Short problem:
Write out each line in which the string "calendar" is present.
·····
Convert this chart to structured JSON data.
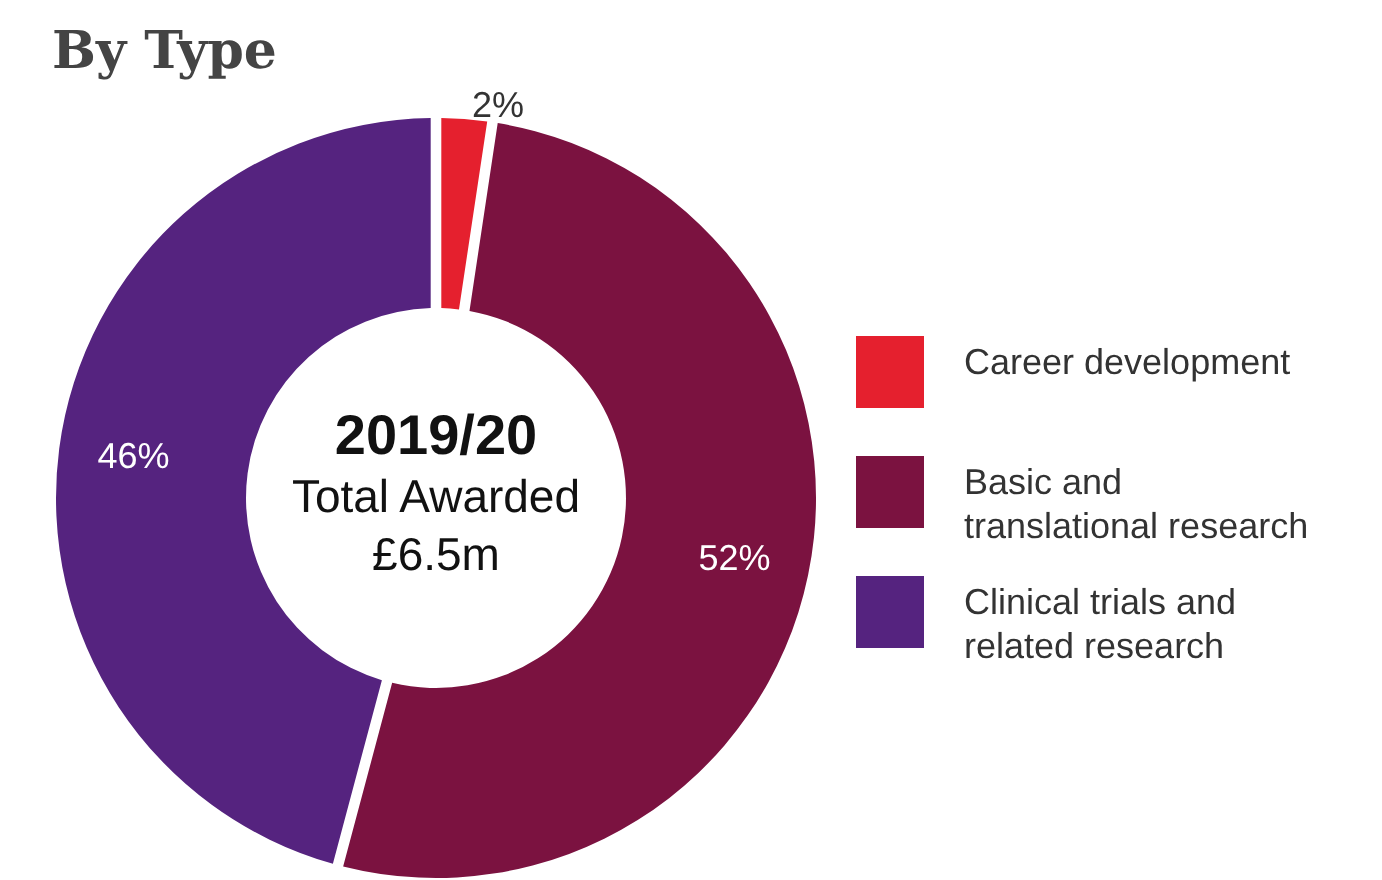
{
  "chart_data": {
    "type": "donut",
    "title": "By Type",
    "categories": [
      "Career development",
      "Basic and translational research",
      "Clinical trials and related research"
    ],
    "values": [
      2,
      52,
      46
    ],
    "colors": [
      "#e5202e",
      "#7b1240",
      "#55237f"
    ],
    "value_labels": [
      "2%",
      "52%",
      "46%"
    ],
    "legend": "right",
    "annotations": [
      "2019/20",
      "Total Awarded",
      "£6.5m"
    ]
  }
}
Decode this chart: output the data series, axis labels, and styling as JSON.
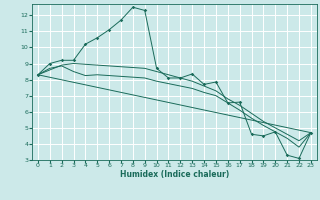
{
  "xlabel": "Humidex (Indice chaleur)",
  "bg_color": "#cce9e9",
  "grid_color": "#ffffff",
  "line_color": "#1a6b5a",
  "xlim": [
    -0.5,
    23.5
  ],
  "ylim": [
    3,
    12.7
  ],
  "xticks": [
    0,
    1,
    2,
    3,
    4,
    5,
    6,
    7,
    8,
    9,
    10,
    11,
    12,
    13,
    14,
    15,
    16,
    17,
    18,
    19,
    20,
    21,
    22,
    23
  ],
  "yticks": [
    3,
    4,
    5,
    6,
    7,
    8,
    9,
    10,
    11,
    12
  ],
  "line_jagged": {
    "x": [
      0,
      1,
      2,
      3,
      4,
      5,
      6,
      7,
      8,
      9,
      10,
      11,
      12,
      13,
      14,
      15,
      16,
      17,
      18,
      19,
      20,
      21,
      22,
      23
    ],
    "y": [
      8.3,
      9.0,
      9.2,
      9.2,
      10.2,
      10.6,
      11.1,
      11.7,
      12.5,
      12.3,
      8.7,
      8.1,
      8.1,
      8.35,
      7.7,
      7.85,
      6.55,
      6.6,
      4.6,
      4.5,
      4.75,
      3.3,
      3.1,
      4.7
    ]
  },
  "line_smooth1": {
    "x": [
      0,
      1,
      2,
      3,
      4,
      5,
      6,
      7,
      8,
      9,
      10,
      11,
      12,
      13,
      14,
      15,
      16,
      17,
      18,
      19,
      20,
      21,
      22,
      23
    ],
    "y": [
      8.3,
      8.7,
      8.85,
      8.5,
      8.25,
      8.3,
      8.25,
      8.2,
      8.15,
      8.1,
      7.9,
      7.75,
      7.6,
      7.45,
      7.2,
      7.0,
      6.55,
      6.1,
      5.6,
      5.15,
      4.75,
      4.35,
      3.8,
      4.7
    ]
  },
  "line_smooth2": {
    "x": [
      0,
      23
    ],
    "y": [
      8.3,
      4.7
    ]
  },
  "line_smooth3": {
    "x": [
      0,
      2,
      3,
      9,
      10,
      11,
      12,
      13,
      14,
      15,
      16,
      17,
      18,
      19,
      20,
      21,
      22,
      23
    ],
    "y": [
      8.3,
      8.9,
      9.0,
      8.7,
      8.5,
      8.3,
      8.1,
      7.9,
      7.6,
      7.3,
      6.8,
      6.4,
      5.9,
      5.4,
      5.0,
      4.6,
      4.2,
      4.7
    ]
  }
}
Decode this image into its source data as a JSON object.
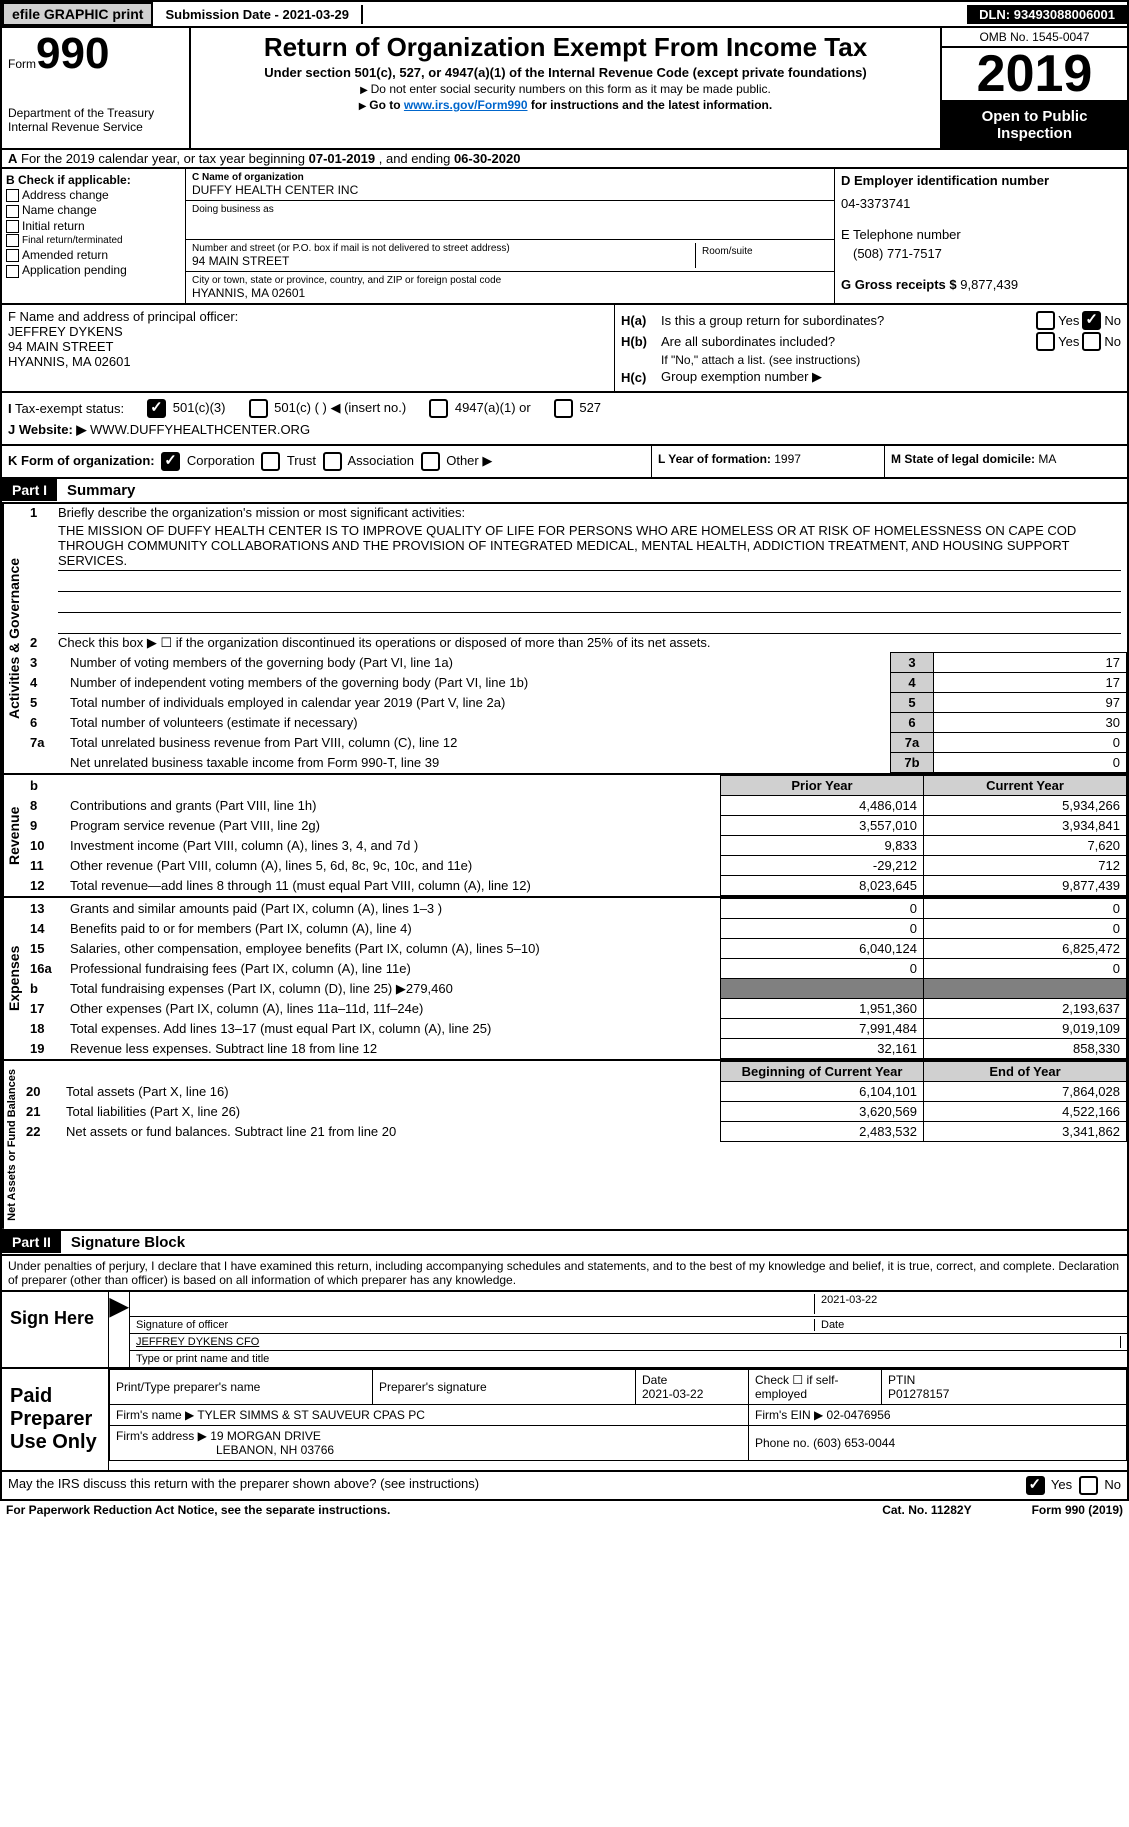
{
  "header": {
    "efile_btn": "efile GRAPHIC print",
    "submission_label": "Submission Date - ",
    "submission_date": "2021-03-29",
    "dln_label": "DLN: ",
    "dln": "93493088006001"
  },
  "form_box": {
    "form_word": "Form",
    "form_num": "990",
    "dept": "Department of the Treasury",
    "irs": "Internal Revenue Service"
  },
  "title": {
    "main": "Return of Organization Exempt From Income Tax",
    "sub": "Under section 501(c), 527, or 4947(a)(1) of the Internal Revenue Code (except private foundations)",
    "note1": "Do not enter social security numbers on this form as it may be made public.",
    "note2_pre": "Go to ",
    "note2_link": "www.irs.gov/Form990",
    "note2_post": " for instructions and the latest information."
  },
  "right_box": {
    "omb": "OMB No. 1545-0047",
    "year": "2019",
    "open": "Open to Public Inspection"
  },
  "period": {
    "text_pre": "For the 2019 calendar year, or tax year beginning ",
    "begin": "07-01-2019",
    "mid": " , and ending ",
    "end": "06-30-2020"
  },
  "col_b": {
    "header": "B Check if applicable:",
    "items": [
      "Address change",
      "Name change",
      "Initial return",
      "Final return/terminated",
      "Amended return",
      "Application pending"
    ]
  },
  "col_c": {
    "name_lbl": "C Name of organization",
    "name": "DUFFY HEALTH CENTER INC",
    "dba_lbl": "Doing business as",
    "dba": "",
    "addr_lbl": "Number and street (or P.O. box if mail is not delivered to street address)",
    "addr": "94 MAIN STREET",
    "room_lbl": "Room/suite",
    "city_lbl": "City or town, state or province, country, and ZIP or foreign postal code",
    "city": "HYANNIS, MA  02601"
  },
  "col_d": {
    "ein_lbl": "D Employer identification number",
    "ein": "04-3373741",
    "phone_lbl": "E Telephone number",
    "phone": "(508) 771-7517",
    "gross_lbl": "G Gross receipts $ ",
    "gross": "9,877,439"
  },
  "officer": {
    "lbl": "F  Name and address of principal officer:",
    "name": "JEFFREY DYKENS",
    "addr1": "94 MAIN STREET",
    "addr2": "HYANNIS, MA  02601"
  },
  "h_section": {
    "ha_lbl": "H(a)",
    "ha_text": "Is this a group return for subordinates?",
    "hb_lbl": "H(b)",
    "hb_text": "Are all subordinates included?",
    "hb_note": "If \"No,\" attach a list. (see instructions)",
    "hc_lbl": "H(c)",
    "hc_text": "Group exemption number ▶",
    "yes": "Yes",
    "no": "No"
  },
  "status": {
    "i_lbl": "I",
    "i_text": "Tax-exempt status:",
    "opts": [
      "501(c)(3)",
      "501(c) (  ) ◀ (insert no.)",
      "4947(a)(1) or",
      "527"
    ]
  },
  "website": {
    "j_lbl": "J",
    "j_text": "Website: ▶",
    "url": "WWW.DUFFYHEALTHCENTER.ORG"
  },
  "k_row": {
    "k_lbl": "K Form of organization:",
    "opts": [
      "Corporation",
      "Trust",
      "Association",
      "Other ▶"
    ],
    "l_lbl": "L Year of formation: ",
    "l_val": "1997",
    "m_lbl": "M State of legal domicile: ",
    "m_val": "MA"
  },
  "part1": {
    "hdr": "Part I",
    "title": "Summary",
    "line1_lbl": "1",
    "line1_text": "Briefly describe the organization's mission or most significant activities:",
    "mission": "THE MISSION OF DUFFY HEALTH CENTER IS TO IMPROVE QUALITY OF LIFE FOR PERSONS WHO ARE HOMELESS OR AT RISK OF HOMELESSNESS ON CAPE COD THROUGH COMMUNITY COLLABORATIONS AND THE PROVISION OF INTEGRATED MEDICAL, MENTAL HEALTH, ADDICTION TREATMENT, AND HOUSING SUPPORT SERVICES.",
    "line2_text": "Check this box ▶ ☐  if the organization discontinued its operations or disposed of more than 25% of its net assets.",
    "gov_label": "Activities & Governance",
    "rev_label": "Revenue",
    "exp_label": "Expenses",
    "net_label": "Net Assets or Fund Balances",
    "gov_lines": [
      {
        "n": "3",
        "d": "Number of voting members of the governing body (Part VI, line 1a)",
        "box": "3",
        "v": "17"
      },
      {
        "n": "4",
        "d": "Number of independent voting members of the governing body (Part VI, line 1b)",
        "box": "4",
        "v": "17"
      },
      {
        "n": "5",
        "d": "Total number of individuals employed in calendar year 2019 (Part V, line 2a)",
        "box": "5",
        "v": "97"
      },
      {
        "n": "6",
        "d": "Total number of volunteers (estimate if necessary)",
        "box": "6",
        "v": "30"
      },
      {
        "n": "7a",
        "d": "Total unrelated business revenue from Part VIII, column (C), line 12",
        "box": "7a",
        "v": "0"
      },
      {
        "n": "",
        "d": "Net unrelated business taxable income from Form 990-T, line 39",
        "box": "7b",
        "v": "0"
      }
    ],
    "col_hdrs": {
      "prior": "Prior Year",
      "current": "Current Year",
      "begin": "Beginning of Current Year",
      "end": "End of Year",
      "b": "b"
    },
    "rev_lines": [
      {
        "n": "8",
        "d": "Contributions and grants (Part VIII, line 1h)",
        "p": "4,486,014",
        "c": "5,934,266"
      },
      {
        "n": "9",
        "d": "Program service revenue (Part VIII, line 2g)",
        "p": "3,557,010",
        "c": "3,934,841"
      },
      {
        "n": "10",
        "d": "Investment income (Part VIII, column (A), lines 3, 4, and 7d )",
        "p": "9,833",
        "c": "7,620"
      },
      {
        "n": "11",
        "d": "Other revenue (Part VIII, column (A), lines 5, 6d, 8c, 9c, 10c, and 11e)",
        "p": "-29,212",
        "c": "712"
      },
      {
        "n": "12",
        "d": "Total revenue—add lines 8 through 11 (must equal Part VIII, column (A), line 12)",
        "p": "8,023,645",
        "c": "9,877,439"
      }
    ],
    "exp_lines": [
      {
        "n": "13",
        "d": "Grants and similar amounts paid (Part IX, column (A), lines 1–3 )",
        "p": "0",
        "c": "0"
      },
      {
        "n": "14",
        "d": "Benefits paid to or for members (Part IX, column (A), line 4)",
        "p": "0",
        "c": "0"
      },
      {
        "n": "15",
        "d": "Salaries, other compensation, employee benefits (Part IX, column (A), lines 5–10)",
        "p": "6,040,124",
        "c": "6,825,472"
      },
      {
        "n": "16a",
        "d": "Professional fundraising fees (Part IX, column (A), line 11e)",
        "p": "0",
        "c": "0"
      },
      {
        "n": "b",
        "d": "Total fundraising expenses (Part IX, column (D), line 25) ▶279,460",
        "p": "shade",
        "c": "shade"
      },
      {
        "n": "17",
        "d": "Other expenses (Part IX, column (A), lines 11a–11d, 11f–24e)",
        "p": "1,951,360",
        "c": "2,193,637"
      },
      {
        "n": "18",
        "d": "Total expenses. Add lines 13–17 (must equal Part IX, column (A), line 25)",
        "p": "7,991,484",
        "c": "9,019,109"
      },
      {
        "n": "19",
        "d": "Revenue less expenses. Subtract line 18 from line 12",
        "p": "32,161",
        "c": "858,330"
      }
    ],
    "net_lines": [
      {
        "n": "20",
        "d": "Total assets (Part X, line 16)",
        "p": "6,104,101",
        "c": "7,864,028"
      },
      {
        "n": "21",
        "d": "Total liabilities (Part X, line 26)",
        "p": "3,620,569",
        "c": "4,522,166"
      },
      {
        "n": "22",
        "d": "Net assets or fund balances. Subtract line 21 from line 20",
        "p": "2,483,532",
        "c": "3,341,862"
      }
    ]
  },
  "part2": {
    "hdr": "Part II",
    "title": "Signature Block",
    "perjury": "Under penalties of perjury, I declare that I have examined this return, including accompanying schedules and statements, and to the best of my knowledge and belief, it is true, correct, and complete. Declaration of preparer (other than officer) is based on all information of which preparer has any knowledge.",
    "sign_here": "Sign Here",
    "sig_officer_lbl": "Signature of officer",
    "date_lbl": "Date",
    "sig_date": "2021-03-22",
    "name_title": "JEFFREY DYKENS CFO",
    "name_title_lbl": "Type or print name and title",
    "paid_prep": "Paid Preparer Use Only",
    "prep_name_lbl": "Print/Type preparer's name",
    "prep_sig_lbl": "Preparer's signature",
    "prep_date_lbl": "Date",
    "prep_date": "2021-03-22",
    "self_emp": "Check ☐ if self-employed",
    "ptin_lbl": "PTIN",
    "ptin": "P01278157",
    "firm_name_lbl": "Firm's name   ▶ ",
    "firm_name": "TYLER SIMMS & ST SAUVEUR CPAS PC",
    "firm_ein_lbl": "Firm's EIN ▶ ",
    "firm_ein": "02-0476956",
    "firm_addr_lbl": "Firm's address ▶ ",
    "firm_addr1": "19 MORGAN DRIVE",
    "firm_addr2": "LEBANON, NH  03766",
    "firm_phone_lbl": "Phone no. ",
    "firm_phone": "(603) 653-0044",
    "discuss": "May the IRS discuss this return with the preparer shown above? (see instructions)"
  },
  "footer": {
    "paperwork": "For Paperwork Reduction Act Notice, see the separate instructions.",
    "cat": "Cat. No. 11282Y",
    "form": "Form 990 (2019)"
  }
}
·····
Task result:
    "text_pre": "For the 2019 calendar year, or tax year beginning ",
        "d": "Total number of individuals employed in calendar year 2019 (Part V, line 2a)",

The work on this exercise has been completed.